(Records taken from a collection)

──────────

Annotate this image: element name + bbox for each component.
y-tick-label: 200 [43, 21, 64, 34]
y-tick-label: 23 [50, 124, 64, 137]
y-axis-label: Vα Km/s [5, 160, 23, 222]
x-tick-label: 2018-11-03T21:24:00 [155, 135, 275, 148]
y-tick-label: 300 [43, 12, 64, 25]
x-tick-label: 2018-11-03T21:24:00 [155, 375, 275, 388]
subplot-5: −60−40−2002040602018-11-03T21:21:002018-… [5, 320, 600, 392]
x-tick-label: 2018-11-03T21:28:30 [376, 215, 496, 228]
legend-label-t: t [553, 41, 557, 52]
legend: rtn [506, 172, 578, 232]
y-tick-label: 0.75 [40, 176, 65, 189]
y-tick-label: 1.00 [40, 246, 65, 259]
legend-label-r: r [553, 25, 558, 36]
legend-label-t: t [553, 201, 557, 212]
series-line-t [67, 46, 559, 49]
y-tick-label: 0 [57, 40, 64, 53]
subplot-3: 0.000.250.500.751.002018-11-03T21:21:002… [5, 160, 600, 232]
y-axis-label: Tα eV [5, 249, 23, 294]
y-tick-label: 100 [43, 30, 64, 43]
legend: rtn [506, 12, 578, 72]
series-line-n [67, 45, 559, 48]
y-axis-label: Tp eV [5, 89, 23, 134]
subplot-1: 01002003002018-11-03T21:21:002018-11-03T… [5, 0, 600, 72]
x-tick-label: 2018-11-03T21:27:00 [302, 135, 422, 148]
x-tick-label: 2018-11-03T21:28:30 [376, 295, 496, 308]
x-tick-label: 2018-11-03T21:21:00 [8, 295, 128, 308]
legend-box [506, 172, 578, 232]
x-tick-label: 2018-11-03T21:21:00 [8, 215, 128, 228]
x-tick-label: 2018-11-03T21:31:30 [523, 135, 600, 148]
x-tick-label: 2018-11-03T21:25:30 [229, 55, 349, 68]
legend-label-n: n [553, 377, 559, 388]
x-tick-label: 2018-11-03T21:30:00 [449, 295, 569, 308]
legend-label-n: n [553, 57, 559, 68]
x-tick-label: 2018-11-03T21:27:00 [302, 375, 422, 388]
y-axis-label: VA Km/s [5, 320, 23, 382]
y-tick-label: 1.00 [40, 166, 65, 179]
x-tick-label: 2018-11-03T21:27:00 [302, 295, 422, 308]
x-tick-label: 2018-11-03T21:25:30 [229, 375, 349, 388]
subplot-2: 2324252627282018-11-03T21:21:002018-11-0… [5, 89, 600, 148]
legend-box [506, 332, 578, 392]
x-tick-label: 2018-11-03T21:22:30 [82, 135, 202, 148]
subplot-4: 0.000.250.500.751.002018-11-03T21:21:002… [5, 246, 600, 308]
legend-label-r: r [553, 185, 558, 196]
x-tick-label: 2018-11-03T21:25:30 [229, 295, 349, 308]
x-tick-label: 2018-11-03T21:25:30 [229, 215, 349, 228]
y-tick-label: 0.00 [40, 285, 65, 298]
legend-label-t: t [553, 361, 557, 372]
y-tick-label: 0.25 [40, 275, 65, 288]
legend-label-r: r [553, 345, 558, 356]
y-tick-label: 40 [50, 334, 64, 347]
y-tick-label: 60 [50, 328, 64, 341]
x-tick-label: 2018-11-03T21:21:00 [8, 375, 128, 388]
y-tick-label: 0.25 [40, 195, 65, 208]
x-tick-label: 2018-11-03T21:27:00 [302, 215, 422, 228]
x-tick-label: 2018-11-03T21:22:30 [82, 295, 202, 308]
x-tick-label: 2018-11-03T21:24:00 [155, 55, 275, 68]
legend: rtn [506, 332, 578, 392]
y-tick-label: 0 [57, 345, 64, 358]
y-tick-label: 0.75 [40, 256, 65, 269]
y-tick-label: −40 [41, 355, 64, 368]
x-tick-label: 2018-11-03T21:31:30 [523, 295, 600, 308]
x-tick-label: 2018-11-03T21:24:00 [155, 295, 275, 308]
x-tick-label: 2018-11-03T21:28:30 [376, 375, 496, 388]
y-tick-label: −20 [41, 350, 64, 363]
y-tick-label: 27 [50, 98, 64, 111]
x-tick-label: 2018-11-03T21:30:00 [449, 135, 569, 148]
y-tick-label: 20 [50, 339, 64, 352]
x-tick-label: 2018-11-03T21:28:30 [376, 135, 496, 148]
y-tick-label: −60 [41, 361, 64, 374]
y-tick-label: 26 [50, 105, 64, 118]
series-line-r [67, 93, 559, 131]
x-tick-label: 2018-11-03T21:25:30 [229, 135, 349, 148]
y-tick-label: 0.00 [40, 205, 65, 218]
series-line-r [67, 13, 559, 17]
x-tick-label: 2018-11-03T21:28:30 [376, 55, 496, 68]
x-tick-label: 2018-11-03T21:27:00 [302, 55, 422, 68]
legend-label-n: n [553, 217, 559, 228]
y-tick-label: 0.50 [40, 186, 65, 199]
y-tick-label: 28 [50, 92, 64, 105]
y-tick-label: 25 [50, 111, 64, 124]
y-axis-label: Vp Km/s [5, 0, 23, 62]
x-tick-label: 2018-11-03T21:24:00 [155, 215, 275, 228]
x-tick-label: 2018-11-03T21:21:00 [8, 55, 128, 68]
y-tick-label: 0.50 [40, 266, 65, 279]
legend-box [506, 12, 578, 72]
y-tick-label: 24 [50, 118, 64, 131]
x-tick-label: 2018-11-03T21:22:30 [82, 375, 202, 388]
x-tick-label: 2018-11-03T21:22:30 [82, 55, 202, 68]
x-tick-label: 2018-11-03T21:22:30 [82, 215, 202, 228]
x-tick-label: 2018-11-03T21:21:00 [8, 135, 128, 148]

──────────

**Directive:** Reproduce all of the data above word for word, with no changes.

**Task solution:**
Annotate this image: element name + bbox for each component.
y-tick-label: 200 [43, 21, 64, 34]
y-tick-label: 23 [50, 124, 64, 137]
y-axis-label: Vα Km/s [5, 160, 23, 222]
x-tick-label: 2018-11-03T21:24:00 [155, 135, 275, 148]
y-tick-label: 300 [43, 12, 64, 25]
x-tick-label: 2018-11-03T21:24:00 [155, 375, 275, 388]
subplot-5: −60−40−2002040602018-11-03T21:21:002018-… [5, 320, 600, 392]
x-tick-label: 2018-11-03T21:28:30 [376, 215, 496, 228]
legend-label-t: t [553, 41, 557, 52]
legend: rtn [506, 172, 578, 232]
y-tick-label: 0.75 [40, 176, 65, 189]
y-tick-label: 1.00 [40, 246, 65, 259]
legend-label-r: r [553, 25, 558, 36]
legend-label-t: t [553, 201, 557, 212]
series-line-t [67, 46, 559, 49]
y-tick-label: 0 [57, 40, 64, 53]
subplot-3: 0.000.250.500.751.002018-11-03T21:21:002… [5, 160, 600, 232]
y-axis-label: Tα eV [5, 249, 23, 294]
y-tick-label: 100 [43, 30, 64, 43]
legend: rtn [506, 12, 578, 72]
series-line-n [67, 45, 559, 48]
y-axis-label: Tp eV [5, 89, 23, 134]
subplot-1: 01002003002018-11-03T21:21:002018-11-03T… [5, 0, 600, 72]
x-tick-label: 2018-11-03T21:27:00 [302, 135, 422, 148]
x-tick-label: 2018-11-03T21:28:30 [376, 295, 496, 308]
x-tick-label: 2018-11-03T21:21:00 [8, 295, 128, 308]
legend-box [506, 172, 578, 232]
x-tick-label: 2018-11-03T21:21:00 [8, 215, 128, 228]
x-tick-label: 2018-11-03T21:31:30 [523, 135, 600, 148]
x-tick-label: 2018-11-03T21:25:30 [229, 55, 349, 68]
legend-label-n: n [553, 377, 559, 388]
x-tick-label: 2018-11-03T21:30:00 [449, 295, 569, 308]
legend-label-n: n [553, 57, 559, 68]
x-tick-label: 2018-11-03T21:27:00 [302, 375, 422, 388]
y-axis-label: VA Km/s [5, 320, 23, 382]
y-tick-label: 1.00 [40, 166, 65, 179]
x-tick-label: 2018-11-03T21:27:00 [302, 295, 422, 308]
x-tick-label: 2018-11-03T21:25:30 [229, 375, 349, 388]
subplot-2: 2324252627282018-11-03T21:21:002018-11-0… [5, 89, 600, 148]
legend-box [506, 332, 578, 392]
x-tick-label: 2018-11-03T21:22:30 [82, 135, 202, 148]
subplot-4: 0.000.250.500.751.002018-11-03T21:21:002… [5, 246, 600, 308]
legend-label-r: r [553, 185, 558, 196]
x-tick-label: 2018-11-03T21:25:30 [229, 295, 349, 308]
x-tick-label: 2018-11-03T21:25:30 [229, 215, 349, 228]
y-tick-label: 0.00 [40, 285, 65, 298]
legend-label-t: t [553, 361, 557, 372]
y-tick-label: 0.25 [40, 275, 65, 288]
legend-label-r: r [553, 345, 558, 356]
y-tick-label: 40 [50, 334, 64, 347]
y-tick-label: 60 [50, 328, 64, 341]
x-tick-label: 2018-11-03T21:21:00 [8, 375, 128, 388]
y-tick-label: 0.25 [40, 195, 65, 208]
x-tick-label: 2018-11-03T21:27:00 [302, 215, 422, 228]
x-tick-label: 2018-11-03T21:22:30 [82, 295, 202, 308]
x-tick-label: 2018-11-03T21:24:00 [155, 55, 275, 68]
legend: rtn [506, 332, 578, 392]
y-tick-label: 0 [57, 345, 64, 358]
y-tick-label: 0.75 [40, 256, 65, 269]
y-tick-label: −40 [41, 355, 64, 368]
x-tick-label: 2018-11-03T21:31:30 [523, 295, 600, 308]
x-tick-label: 2018-11-03T21:24:00 [155, 295, 275, 308]
x-tick-label: 2018-11-03T21:28:30 [376, 375, 496, 388]
y-tick-label: −20 [41, 350, 64, 363]
y-tick-label: 27 [50, 98, 64, 111]
x-tick-label: 2018-11-03T21:30:00 [449, 135, 569, 148]
y-tick-label: 20 [50, 339, 64, 352]
x-tick-label: 2018-11-03T21:28:30 [376, 135, 496, 148]
y-tick-label: −60 [41, 361, 64, 374]
y-tick-label: 26 [50, 105, 64, 118]
series-line-r [67, 93, 559, 131]
x-tick-label: 2018-11-03T21:25:30 [229, 135, 349, 148]
y-tick-label: 0.00 [40, 205, 65, 218]
series-line-r [67, 13, 559, 17]
x-tick-label: 2018-11-03T21:28:30 [376, 55, 496, 68]
x-tick-label: 2018-11-03T21:27:00 [302, 55, 422, 68]
legend-label-n: n [553, 217, 559, 228]
y-tick-label: 0.50 [40, 186, 65, 199]
y-tick-label: 28 [50, 92, 64, 105]
y-tick-label: 25 [50, 111, 64, 124]
y-axis-label: Vp Km/s [5, 0, 23, 62]
x-tick-label: 2018-11-03T21:24:00 [155, 215, 275, 228]
x-tick-label: 2018-11-03T21:21:00 [8, 55, 128, 68]
y-tick-label: 0.50 [40, 266, 65, 279]
legend-box [506, 12, 578, 72]
y-tick-label: 24 [50, 118, 64, 131]
x-tick-label: 2018-11-03T21:22:30 [82, 375, 202, 388]
x-tick-label: 2018-11-03T21:22:30 [82, 55, 202, 68]
x-tick-label: 2018-11-03T21:22:30 [82, 215, 202, 228]
x-tick-label: 2018-11-03T21:21:00 [8, 135, 128, 148]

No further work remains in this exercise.